▶ _GIVEN PROBLEM_
Using the records below, please work out how many lines contain "JSON"; answer with the number alone.

==== MATERIAL SHOWN ====

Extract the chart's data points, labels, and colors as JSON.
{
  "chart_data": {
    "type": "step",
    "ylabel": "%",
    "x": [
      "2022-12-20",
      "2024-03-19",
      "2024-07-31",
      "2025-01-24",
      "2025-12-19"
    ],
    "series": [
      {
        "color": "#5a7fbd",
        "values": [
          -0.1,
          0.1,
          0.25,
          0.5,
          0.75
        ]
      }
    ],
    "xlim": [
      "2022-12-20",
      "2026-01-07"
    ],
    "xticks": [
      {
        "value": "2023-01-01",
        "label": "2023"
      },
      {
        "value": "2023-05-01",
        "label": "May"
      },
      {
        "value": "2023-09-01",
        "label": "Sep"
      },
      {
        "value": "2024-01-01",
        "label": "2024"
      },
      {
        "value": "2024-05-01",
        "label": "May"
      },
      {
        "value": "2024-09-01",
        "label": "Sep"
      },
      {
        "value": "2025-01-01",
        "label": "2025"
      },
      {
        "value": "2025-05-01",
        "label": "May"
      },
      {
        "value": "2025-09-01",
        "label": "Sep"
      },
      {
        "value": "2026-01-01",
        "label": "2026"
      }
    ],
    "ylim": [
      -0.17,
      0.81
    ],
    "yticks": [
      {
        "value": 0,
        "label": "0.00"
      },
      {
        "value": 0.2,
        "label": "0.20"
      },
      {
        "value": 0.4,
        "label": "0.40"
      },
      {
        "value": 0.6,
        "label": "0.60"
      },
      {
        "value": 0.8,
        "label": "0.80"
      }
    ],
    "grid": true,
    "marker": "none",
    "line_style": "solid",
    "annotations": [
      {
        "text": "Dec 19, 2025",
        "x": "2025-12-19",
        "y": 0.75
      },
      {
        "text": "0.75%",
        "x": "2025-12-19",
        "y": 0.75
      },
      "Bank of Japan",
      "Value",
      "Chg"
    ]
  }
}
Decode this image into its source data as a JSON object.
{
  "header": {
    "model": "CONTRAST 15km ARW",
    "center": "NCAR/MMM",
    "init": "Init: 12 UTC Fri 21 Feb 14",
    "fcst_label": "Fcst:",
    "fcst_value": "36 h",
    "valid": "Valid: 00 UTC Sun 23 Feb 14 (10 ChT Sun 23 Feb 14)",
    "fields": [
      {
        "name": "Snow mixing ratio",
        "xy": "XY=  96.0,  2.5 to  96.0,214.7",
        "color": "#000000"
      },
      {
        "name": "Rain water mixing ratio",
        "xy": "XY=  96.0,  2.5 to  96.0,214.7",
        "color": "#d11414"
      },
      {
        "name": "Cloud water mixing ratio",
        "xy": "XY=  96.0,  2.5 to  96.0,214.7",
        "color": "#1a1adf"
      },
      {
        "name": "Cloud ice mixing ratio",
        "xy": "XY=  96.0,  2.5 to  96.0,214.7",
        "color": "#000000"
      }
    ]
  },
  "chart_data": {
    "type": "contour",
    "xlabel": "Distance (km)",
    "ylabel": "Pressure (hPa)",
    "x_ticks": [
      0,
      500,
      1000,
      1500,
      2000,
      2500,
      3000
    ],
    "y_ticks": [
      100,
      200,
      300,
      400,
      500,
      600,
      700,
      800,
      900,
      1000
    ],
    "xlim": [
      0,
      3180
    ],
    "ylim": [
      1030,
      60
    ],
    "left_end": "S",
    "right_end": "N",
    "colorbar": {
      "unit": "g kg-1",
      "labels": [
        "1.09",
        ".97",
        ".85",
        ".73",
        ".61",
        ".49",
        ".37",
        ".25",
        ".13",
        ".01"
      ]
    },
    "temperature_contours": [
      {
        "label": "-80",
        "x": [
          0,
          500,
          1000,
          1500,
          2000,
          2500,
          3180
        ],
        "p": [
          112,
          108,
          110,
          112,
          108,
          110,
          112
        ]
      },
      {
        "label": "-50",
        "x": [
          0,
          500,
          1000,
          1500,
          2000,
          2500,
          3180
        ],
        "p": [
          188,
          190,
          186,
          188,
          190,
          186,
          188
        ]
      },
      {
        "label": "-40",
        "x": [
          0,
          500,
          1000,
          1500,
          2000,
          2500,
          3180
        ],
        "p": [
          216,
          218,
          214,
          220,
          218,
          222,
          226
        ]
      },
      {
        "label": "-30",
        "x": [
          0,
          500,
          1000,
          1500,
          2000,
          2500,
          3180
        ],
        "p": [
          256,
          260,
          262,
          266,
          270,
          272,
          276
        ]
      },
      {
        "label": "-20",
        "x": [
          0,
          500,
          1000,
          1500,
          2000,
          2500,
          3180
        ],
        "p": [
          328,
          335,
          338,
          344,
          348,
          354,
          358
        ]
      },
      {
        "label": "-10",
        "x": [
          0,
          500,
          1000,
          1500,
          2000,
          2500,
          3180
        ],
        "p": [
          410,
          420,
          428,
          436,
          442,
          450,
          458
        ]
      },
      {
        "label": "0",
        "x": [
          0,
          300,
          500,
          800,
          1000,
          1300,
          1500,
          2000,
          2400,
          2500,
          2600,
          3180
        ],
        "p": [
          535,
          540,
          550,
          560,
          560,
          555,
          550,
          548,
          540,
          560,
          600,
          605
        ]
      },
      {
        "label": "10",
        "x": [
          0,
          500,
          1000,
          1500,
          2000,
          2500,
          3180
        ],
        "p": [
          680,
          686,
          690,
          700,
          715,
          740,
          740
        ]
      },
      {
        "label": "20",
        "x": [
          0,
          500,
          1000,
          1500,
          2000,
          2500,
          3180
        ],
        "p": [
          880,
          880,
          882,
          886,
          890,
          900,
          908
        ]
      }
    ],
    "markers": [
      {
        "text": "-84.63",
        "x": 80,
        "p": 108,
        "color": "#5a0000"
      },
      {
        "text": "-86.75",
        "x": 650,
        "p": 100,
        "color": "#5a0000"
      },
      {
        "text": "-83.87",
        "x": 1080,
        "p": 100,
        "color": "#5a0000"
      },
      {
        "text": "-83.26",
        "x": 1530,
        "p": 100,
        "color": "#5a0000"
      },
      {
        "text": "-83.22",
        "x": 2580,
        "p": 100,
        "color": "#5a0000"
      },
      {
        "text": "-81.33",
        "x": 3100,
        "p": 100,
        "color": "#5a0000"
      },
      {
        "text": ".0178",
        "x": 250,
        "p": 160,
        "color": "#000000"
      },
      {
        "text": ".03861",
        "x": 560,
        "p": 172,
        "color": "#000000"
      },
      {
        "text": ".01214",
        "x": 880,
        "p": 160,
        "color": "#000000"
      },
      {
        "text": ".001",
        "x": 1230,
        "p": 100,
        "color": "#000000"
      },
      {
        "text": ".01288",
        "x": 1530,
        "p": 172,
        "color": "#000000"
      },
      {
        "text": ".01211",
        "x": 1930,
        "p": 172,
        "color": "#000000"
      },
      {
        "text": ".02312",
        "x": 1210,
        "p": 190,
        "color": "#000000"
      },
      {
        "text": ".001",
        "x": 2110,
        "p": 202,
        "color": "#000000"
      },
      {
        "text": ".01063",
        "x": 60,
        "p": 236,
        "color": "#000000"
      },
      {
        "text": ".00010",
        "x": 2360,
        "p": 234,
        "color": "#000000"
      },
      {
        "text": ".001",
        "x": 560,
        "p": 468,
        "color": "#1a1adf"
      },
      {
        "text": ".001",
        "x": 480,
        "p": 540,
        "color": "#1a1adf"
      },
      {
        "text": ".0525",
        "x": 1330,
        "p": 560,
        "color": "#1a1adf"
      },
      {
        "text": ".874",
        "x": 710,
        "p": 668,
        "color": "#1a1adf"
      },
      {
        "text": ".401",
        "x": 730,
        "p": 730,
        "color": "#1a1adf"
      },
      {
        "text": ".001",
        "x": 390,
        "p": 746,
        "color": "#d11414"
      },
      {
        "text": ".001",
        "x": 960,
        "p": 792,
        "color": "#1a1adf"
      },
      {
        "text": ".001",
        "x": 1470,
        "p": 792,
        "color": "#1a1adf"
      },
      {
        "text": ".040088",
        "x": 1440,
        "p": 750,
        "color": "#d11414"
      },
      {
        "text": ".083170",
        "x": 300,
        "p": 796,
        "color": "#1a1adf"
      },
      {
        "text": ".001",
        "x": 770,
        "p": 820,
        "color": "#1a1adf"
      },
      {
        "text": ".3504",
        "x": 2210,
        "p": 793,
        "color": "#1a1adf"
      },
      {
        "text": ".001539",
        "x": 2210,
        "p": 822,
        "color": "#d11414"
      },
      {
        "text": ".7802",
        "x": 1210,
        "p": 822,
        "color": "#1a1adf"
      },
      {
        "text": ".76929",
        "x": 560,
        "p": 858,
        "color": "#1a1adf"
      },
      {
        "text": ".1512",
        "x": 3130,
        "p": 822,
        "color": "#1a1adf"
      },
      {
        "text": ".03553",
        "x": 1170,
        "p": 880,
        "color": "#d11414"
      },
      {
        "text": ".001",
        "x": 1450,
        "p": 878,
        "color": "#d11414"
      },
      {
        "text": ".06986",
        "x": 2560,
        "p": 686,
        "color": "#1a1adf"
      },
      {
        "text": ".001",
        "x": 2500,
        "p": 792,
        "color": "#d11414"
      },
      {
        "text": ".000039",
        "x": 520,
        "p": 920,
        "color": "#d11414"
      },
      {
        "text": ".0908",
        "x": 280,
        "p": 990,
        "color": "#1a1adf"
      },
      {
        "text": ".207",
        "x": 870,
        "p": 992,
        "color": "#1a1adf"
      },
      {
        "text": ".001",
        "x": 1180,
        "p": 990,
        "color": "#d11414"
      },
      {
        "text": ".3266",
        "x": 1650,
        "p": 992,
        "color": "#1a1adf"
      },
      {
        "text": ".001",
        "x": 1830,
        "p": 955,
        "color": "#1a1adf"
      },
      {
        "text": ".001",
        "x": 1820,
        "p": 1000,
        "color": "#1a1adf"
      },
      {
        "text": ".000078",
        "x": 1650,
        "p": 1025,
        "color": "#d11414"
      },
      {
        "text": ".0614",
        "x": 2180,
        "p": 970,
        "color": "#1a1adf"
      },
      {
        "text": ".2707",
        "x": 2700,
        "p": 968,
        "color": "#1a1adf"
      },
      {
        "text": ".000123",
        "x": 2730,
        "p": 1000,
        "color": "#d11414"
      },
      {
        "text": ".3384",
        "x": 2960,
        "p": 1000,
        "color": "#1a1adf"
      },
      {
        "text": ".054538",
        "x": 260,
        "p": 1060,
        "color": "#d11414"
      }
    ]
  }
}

====

▶ _FINISHED ANSWER_
2